◆ Exercise objective ◆
Using the data below, gather each line that includes the word "Murdstone".

◆ Exercise data ◆
• • •

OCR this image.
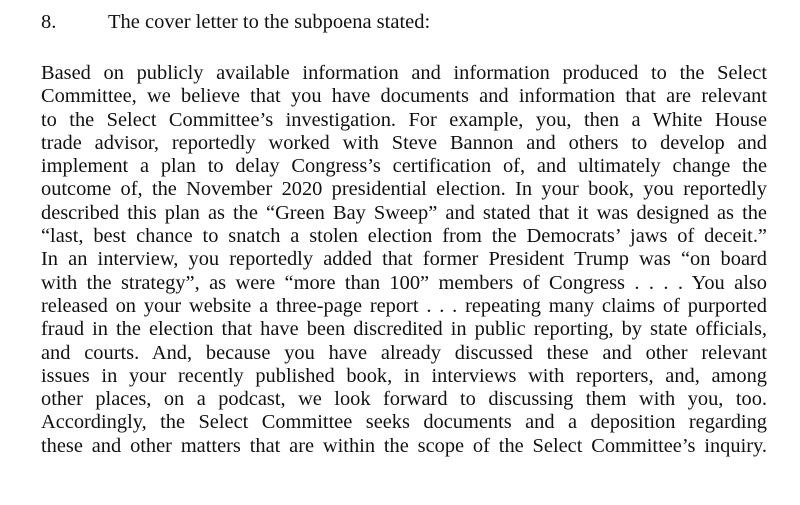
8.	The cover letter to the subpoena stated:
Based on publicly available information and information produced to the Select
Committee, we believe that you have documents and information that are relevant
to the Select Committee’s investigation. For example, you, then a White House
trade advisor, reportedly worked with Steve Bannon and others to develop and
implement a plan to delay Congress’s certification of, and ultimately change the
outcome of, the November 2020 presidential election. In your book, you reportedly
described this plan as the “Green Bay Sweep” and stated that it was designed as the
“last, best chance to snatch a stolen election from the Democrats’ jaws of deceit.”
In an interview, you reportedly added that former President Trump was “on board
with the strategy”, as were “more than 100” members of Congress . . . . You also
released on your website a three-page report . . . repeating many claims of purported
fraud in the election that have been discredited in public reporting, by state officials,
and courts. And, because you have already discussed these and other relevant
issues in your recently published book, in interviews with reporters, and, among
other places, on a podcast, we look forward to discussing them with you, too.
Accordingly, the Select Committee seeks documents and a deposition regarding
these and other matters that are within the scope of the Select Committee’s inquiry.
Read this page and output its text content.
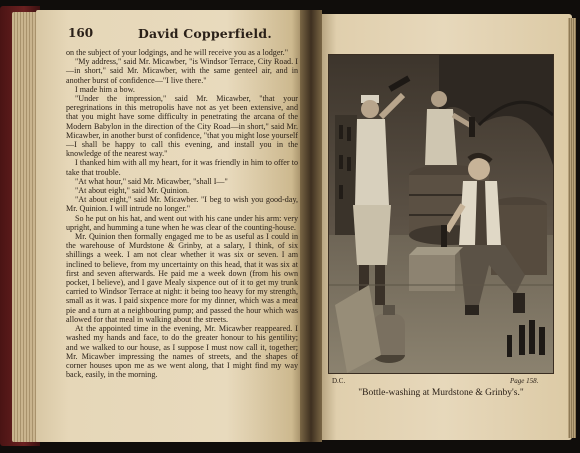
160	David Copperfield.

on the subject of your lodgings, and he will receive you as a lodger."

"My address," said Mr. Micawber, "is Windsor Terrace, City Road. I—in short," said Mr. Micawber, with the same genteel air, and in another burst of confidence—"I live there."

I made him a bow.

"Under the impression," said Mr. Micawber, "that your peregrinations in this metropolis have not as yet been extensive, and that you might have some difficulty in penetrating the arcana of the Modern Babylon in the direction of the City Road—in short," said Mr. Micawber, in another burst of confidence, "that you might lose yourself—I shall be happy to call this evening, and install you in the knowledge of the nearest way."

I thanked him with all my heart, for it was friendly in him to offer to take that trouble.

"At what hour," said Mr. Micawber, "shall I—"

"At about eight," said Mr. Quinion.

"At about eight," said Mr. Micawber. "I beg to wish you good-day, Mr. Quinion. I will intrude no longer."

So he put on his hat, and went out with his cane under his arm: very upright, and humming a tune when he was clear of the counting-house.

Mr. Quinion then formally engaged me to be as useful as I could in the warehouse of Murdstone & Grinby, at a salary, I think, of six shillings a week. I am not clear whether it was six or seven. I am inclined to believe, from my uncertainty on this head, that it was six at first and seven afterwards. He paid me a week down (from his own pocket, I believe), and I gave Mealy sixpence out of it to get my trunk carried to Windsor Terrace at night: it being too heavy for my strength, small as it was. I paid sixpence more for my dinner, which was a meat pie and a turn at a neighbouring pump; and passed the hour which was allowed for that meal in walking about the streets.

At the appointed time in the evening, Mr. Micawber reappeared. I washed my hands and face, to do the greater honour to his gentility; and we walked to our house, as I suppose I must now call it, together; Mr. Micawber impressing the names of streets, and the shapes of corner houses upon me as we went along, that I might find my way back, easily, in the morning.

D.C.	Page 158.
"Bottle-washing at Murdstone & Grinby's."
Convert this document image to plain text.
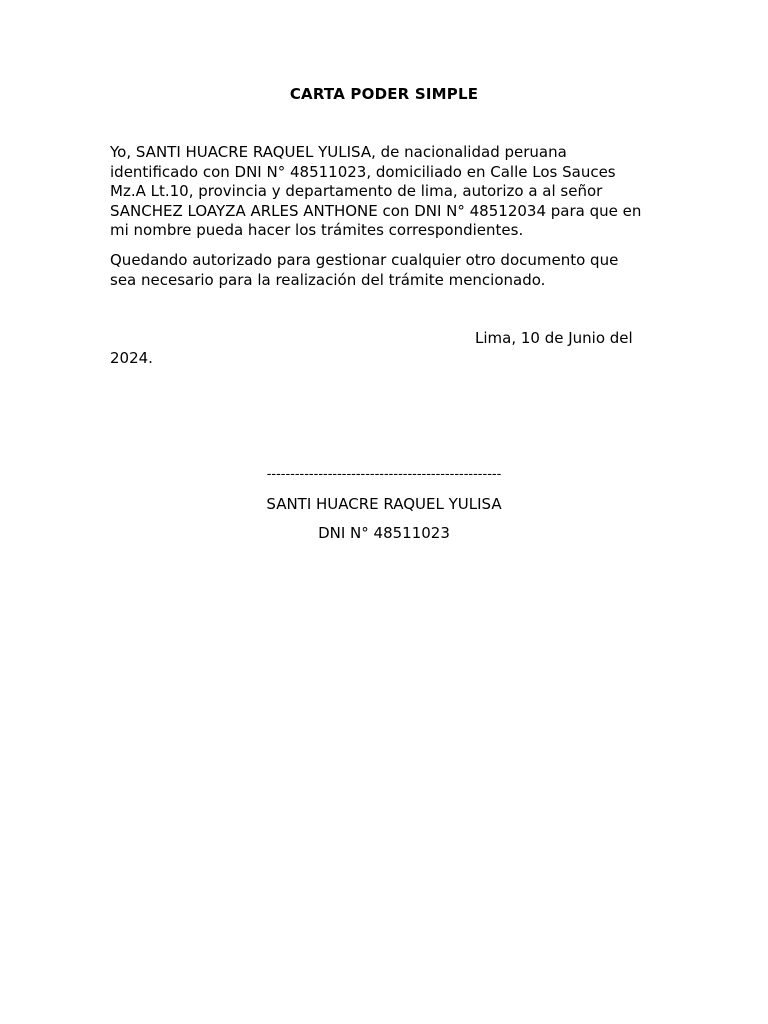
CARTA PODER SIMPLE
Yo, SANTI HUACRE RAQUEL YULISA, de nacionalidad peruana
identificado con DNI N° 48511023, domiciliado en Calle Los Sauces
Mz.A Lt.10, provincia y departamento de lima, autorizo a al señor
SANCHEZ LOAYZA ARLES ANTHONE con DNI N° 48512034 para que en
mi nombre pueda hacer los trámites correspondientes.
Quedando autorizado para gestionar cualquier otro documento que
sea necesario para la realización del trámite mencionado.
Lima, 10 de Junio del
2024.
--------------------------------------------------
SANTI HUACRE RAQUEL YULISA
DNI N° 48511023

• • •

◆ Output of the task ◆
Mr. Quinion then formally engaged me to be as useful as I could in the warehouse of Murdstone & Grinby, at a salary, I think, of six shillings a week. I am not clear whether it was six or seven. I am inclined to believe, from my uncertainty on this head, that it was six at first and seven afterwards. He paid me a week down (from his own pocket, I believe), and I gave Mealy sixpence out of it to get my trunk carried to Windsor Terrace at night: it being too heavy for my strength, small as it was. I paid sixpence more for my dinner, which was a meat pie and a turn at a neighbouring pump; and passed the hour which was allowed for that meal in walking about the streets.
"Bottle-washing at Murdstone & Grinby's."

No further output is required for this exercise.